Exercise details: Each entry that follows must be output without any deviation.

Material for this task:
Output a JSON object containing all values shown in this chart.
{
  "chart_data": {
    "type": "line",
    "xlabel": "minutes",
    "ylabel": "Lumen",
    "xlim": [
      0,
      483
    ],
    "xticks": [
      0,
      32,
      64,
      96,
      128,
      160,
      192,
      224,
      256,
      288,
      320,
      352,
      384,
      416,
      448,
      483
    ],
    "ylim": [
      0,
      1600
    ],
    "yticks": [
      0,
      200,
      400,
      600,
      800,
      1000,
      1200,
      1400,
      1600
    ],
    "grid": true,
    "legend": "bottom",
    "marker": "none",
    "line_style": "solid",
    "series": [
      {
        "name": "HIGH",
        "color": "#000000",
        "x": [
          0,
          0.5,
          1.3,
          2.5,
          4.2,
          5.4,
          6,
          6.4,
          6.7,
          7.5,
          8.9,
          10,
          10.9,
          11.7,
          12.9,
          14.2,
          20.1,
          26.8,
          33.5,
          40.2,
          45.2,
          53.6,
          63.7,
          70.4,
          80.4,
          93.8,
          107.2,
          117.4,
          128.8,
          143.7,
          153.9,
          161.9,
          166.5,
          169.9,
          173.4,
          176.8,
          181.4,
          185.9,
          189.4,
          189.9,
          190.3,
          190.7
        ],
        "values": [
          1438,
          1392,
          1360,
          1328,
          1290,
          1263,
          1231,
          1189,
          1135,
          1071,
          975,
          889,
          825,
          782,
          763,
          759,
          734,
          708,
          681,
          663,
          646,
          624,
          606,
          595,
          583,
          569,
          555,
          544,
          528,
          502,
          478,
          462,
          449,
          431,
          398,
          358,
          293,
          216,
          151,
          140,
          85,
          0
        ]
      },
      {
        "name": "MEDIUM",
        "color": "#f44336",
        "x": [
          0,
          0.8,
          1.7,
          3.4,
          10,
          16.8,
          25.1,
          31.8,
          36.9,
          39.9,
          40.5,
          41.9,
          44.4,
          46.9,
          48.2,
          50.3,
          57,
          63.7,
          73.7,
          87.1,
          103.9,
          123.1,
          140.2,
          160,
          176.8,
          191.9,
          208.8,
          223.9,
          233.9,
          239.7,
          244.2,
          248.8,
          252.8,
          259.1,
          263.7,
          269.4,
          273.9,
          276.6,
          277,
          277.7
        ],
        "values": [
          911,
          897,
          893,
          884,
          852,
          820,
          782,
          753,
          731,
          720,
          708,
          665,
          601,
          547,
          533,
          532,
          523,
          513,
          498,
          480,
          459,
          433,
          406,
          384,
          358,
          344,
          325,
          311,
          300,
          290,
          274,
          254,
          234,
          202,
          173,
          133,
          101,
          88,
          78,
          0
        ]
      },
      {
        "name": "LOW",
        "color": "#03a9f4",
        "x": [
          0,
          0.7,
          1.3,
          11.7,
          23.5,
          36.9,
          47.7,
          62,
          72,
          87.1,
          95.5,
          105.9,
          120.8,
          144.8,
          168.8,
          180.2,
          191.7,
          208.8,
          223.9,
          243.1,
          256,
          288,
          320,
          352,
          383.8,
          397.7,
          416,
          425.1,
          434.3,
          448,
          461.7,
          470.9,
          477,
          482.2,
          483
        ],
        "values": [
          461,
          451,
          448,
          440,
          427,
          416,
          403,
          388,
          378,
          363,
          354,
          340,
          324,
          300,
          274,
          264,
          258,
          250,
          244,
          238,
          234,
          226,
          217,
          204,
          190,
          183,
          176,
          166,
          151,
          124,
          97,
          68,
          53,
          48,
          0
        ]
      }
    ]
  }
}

Solution below:
Output a JSON object containing all values shown in this chart.
{
  "chart_data": {
    "type": "line",
    "xlabel": "minutes",
    "ylabel": "Lumen",
    "xlim": [
      0,
      483
    ],
    "xticks": [
      0,
      32,
      64,
      96,
      128,
      160,
      192,
      224,
      256,
      288,
      320,
      352,
      384,
      416,
      448,
      483
    ],
    "ylim": [
      0,
      1600
    ],
    "yticks": [
      0,
      200,
      400,
      600,
      800,
      1000,
      1200,
      1400,
      1600
    ],
    "grid": true,
    "legend": "bottom",
    "marker": "none",
    "line_style": "solid",
    "series": [
      {
        "name": "HIGH",
        "color": "#000000",
        "x": [
          0,
          0.5,
          1.3,
          2.5,
          4.2,
          5.4,
          6,
          6.4,
          6.7,
          7.5,
          8.9,
          10,
          10.9,
          11.7,
          12.9,
          14.2,
          20.1,
          26.8,
          33.5,
          40.2,
          45.2,
          53.6,
          63.7,
          70.4,
          80.4,
          93.8,
          107.2,
          117.4,
          128.8,
          143.7,
          153.9,
          161.9,
          166.5,
          169.9,
          173.4,
          176.8,
          181.4,
          185.9,
          189.4,
          189.9,
          190.3,
          190.7
        ],
        "values": [
          1438,
          1392,
          1360,
          1328,
          1290,
          1263,
          1231,
          1189,
          1135,
          1071,
          975,
          889,
          825,
          782,
          763,
          759,
          734,
          708,
          681,
          663,
          646,
          624,
          606,
          595,
          583,
          569,
          555,
          544,
          528,
          502,
          478,
          462,
          449,
          431,
          398,
          358,
          293,
          216,
          151,
          140,
          85,
          0
        ]
      },
      {
        "name": "MEDIUM",
        "color": "#f44336",
        "x": [
          0,
          0.8,
          1.7,
          3.4,
          10,
          16.8,
          25.1,
          31.8,
          36.9,
          39.9,
          40.5,
          41.9,
          44.4,
          46.9,
          48.2,
          50.3,
          57,
          63.7,
          73.7,
          87.1,
          103.9,
          123.1,
          140.2,
          160,
          176.8,
          191.9,
          208.8,
          223.9,
          233.9,
          239.7,
          244.2,
          248.8,
          252.8,
          259.1,
          263.7,
          269.4,
          273.9,
          276.6,
          277,
          277.7
        ],
        "values": [
          911,
          897,
          893,
          884,
          852,
          820,
          782,
          753,
          731,
          720,
          708,
          665,
          601,
          547,
          533,
          532,
          523,
          513,
          498,
          480,
          459,
          433,
          406,
          384,
          358,
          344,
          325,
          311,
          300,
          290,
          274,
          254,
          234,
          202,
          173,
          133,
          101,
          88,
          78,
          0
        ]
      },
      {
        "name": "LOW",
        "color": "#03a9f4",
        "x": [
          0,
          0.7,
          1.3,
          11.7,
          23.5,
          36.9,
          47.7,
          62,
          72,
          87.1,
          95.5,
          105.9,
          120.8,
          144.8,
          168.8,
          180.2,
          191.7,
          208.8,
          223.9,
          243.1,
          256,
          288,
          320,
          352,
          383.8,
          397.7,
          416,
          425.1,
          434.3,
          448,
          461.7,
          470.9,
          477,
          482.2,
          483
        ],
        "values": [
          461,
          451,
          448,
          440,
          427,
          416,
          403,
          388,
          378,
          363,
          354,
          340,
          324,
          300,
          274,
          264,
          258,
          250,
          244,
          238,
          234,
          226,
          217,
          204,
          190,
          183,
          176,
          166,
          151,
          124,
          97,
          68,
          53,
          48,
          0
        ]
      }
    ]
  }
}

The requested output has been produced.